What this task involves: From the listing below, pull out the lines that hold "icon".

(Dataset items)
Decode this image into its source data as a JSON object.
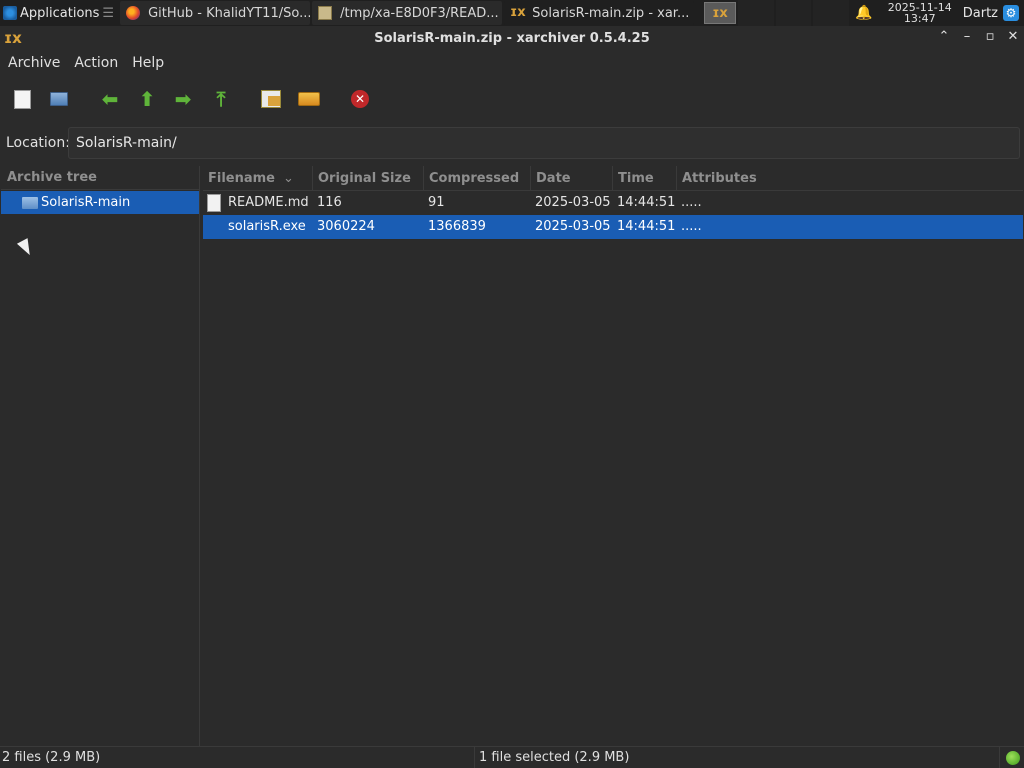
{
  "panel": {
    "apps_label": "Applications",
    "tasks": [
      {
        "label": "GitHub - KhalidYT11/So...",
        "icon": "firefox-icon"
      },
      {
        "label": "/tmp/xa-E8D0F3/READ...",
        "icon": "text-file-icon"
      },
      {
        "label": "SolarisR-main.zip - xar...",
        "icon": "xarchiver-icon"
      }
    ],
    "clock_date": "2025-11-14",
    "clock_time": "13:47",
    "user": "Dartz"
  },
  "window": {
    "title": "SolarisR-main.zip - xarchiver 0.5.4.25"
  },
  "menu": {
    "items": [
      "Archive",
      "Action",
      "Help"
    ]
  },
  "location": {
    "label": "Location:",
    "value": "SolarisR-main/"
  },
  "tree": {
    "header": "Archive tree",
    "items": [
      {
        "label": "SolarisR-main",
        "selected": true
      }
    ]
  },
  "table": {
    "columns": [
      "Filename",
      "Original Size",
      "Compressed",
      "Date",
      "Time",
      "Attributes"
    ],
    "rows": [
      {
        "filename": "README.md",
        "original_size": "116",
        "compressed": "91",
        "date": "2025-03-05",
        "time": "14:44:51",
        "attributes": ".....",
        "selected": false
      },
      {
        "filename": "solarisR.exe",
        "original_size": "3060224",
        "compressed": "1366839",
        "date": "2025-03-05",
        "time": "14:44:51",
        "attributes": ".....",
        "selected": true
      }
    ]
  },
  "status": {
    "left": "2 files  (2.9 MB)",
    "middle": "1 file selected  (2.9 MB)"
  },
  "colors": {
    "selection": "#1a5db4",
    "background": "#2b2b2b",
    "accent_arrows": "#5fb43a"
  }
}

Worked solution:
        "icon": "firefox-icon"
        "icon": "text-file-icon"
        "icon": "xarchiver-icon"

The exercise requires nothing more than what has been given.